(Stored data)
+++++

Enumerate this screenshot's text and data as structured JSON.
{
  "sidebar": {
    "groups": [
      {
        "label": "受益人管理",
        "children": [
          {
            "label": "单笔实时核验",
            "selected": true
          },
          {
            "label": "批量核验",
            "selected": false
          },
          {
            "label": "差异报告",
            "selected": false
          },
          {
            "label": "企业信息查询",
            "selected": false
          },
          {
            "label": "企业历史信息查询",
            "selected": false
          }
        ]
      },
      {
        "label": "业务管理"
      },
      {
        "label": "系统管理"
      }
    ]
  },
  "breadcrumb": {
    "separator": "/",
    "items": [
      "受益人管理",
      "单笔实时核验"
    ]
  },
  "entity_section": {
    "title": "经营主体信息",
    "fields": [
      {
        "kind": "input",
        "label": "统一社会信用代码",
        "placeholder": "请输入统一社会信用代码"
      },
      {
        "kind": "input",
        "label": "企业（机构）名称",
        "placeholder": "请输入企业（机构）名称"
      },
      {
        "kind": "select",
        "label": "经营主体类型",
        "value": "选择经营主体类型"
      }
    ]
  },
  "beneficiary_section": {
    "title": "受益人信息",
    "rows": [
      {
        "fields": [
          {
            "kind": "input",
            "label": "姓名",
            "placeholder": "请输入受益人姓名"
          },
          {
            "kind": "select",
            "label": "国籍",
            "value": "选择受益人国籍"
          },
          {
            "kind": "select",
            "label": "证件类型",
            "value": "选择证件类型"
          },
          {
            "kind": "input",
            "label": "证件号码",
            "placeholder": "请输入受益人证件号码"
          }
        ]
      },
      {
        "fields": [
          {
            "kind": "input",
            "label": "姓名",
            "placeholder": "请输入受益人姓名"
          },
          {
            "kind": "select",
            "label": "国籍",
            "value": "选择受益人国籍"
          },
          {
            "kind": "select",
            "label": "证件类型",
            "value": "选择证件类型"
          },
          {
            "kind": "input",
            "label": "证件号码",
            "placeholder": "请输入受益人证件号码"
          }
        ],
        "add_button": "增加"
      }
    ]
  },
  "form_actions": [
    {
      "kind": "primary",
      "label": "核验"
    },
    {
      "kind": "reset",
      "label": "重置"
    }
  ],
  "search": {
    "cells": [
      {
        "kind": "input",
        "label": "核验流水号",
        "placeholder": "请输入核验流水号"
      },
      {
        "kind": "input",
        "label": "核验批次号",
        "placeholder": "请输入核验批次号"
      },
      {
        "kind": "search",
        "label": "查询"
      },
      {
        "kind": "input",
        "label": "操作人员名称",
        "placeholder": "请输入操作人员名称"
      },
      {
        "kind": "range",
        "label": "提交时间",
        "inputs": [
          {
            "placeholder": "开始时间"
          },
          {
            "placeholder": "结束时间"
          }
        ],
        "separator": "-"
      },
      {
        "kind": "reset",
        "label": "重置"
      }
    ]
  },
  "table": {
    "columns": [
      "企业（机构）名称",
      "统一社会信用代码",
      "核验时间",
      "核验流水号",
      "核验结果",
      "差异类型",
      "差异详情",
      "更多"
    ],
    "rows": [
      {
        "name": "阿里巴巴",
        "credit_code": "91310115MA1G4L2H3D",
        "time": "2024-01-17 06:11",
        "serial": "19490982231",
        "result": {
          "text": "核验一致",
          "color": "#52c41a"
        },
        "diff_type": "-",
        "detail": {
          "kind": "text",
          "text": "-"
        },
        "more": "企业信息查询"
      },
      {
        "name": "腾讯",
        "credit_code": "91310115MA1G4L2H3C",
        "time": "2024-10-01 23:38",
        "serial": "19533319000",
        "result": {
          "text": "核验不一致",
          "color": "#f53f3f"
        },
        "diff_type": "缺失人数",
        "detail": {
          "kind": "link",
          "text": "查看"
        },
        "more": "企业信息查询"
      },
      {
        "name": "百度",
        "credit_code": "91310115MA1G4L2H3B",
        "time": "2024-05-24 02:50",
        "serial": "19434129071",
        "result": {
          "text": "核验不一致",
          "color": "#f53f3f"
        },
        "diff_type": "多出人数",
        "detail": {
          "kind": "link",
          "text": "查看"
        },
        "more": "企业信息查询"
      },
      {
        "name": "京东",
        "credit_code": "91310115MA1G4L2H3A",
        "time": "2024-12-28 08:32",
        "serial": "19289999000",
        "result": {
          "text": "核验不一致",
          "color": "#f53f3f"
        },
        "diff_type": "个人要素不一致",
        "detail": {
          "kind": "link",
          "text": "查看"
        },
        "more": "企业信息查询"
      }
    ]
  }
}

+++++

- **REQUIREMENTS**: Copy all of the material word for word.

- **OUTPUT OF THE TASK**:
Enumerate this screenshot's text and data as structured JSON.
{
  "sidebar": {
    "groups": [
      {
        "label": "受益人管理",
        "children": [
          {
            "label": "单笔实时核验",
            "selected": true
          },
          {
            "label": "批量核验",
            "selected": false
          },
          {
            "label": "差异报告",
            "selected": false
          },
          {
            "label": "企业信息查询",
            "selected": false
          },
          {
            "label": "企业历史信息查询",
            "selected": false
          }
        ]
      },
      {
        "label": "业务管理"
      },
      {
        "label": "系统管理"
      }
    ]
  },
  "breadcrumb": {
    "separator": "/",
    "items": [
      "受益人管理",
      "单笔实时核验"
    ]
  },
  "entity_section": {
    "title": "经营主体信息",
    "fields": [
      {
        "kind": "input",
        "label": "统一社会信用代码",
        "placeholder": "请输入统一社会信用代码"
      },
      {
        "kind": "input",
        "label": "企业（机构）名称",
        "placeholder": "请输入企业（机构）名称"
      },
      {
        "kind": "select",
        "label": "经营主体类型",
        "value": "选择经营主体类型"
      }
    ]
  },
  "beneficiary_section": {
    "title": "受益人信息",
    "rows": [
      {
        "fields": [
          {
            "kind": "input",
            "label": "姓名",
            "placeholder": "请输入受益人姓名"
          },
          {
            "kind": "select",
            "label": "国籍",
            "value": "选择受益人国籍"
          },
          {
            "kind": "select",
            "label": "证件类型",
            "value": "选择证件类型"
          },
          {
            "kind": "input",
            "label": "证件号码",
            "placeholder": "请输入受益人证件号码"
          }
        ]
      },
      {
        "fields": [
          {
            "kind": "input",
            "label": "姓名",
            "placeholder": "请输入受益人姓名"
          },
          {
            "kind": "select",
            "label": "国籍",
            "value": "选择受益人国籍"
          },
          {
            "kind": "select",
            "label": "证件类型",
            "value": "选择证件类型"
          },
          {
            "kind": "input",
            "label": "证件号码",
            "placeholder": "请输入受益人证件号码"
          }
        ],
        "add_button": "增加"
      }
    ]
  },
  "form_actions": [
    {
      "kind": "primary",
      "label": "核验"
    },
    {
      "kind": "reset",
      "label": "重置"
    }
  ],
  "search": {
    "cells": [
      {
        "kind": "input",
        "label": "核验流水号",
        "placeholder": "请输入核验流水号"
      },
      {
        "kind": "input",
        "label": "核验批次号",
        "placeholder": "请输入核验批次号"
      },
      {
        "kind": "search",
        "label": "查询"
      },
      {
        "kind": "input",
        "label": "操作人员名称",
        "placeholder": "请输入操作人员名称"
      },
      {
        "kind": "range",
        "label": "提交时间",
        "inputs": [
          {
            "placeholder": "开始时间"
          },
          {
            "placeholder": "结束时间"
          }
        ],
        "separator": "-"
      },
      {
        "kind": "reset",
        "label": "重置"
      }
    ]
  },
  "table": {
    "columns": [
      "企业（机构）名称",
      "统一社会信用代码",
      "核验时间",
      "核验流水号",
      "核验结果",
      "差异类型",
      "差异详情",
      "更多"
    ],
    "rows": [
      {
        "name": "阿里巴巴",
        "credit_code": "91310115MA1G4L2H3D",
        "time": "2024-01-17 06:11",
        "serial": "19490982231",
        "result": {
          "text": "核验一致",
          "color": "#52c41a"
        },
        "diff_type": "-",
        "detail": {
          "kind": "text",
          "text": "-"
        },
        "more": "企业信息查询"
      },
      {
        "name": "腾讯",
        "credit_code": "91310115MA1G4L2H3C",
        "time": "2024-10-01 23:38",
        "serial": "19533319000",
        "result": {
          "text": "核验不一致",
          "color": "#f53f3f"
        },
        "diff_type": "缺失人数",
        "detail": {
          "kind": "link",
          "text": "查看"
        },
        "more": "企业信息查询"
      },
      {
        "name": "百度",
        "credit_code": "91310115MA1G4L2H3B",
        "time": "2024-05-24 02:50",
        "serial": "19434129071",
        "result": {
          "text": "核验不一致",
          "color": "#f53f3f"
        },
        "diff_type": "多出人数",
        "detail": {
          "kind": "link",
          "text": "查看"
        },
        "more": "企业信息查询"
      },
      {
        "name": "京东",
        "credit_code": "91310115MA1G4L2H3A",
        "time": "2024-12-28 08:32",
        "serial": "19289999000",
        "result": {
          "text": "核验不一致",
          "color": "#f53f3f"
        },
        "diff_type": "个人要素不一致",
        "detail": {
          "kind": "link",
          "text": "查看"
        },
        "more": "企业信息查询"
      }
    ]
  }
}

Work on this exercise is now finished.